▶ Problem
A faithful transcription of all the data is required.

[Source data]
╭──
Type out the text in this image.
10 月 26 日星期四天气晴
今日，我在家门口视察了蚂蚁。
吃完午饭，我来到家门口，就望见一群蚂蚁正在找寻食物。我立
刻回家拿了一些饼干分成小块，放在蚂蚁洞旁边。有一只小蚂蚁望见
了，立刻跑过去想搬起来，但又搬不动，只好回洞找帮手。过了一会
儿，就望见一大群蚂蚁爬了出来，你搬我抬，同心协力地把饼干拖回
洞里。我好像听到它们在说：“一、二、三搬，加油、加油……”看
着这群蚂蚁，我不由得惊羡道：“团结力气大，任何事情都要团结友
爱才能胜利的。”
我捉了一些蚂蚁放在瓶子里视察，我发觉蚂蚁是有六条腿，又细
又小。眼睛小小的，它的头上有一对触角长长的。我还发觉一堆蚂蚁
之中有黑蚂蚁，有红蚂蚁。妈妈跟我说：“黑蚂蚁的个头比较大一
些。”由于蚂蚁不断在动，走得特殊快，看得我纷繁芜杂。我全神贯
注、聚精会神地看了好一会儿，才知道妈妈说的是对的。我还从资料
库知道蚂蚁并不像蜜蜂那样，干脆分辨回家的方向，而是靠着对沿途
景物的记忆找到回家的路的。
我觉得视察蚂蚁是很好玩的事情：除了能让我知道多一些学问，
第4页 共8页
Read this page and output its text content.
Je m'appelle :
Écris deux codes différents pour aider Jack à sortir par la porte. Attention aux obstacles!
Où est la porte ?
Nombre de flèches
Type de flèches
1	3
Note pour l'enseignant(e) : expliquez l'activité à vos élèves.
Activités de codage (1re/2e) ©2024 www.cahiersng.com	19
╰──
▶ Answer for this exercise
Type out the text in this image.
10 月 26 日星期四天气晴
今日，我在家门口视察了蚂蚁。
吃完午饭，我来到家门口，就望见一群蚂蚁正在找寻食物。我立
刻回家拿了一些饼干分成小块，放在蚂蚁洞旁边。有一只小蚂蚁望见
了，立刻跑过去想搬起来，但又搬不动，只好回洞找帮手。过了一会
儿，就望见一大群蚂蚁爬了出来，你搬我抬，同心协力地把饼干拖回
洞里。我好像听到它们在说：“一、二、三搬，加油、加油……”看
着这群蚂蚁，我不由得惊羡道：“团结力气大，任何事情都要团结友
爱才能胜利的。”
我捉了一些蚂蚁放在瓶子里视察，我发觉蚂蚁是有六条腿，又细
又小。眼睛小小的，它的头上有一对触角长长的。我还发觉一堆蚂蚁
之中有黑蚂蚁，有红蚂蚁。妈妈跟我说：“黑蚂蚁的个头比较大一
些。”由于蚂蚁不断在动，走得特殊快，看得我纷繁芜杂。我全神贯
注、聚精会神地看了好一会儿，才知道妈妈说的是对的。我还从资料
库知道蚂蚁并不像蜜蜂那样，干脆分辨回家的方向，而是靠着对沿途
景物的记忆找到回家的路的。
我觉得视察蚂蚁是很好玩的事情：除了能让我知道多一些学问，
第4页 共8页
Read this page and output its text content.
Je m'appelle :
Écris deux codes différents pour aider Jack à sortir par la porte. Attention aux obstacles!
Où est la porte ?
Nombre de flèches
Type de flèches
1	3
Note pour l'enseignant(e) : expliquez l'activité à vos élèves.
Activités de codage (1re/2e) ©2024 www.cahiersng.com	19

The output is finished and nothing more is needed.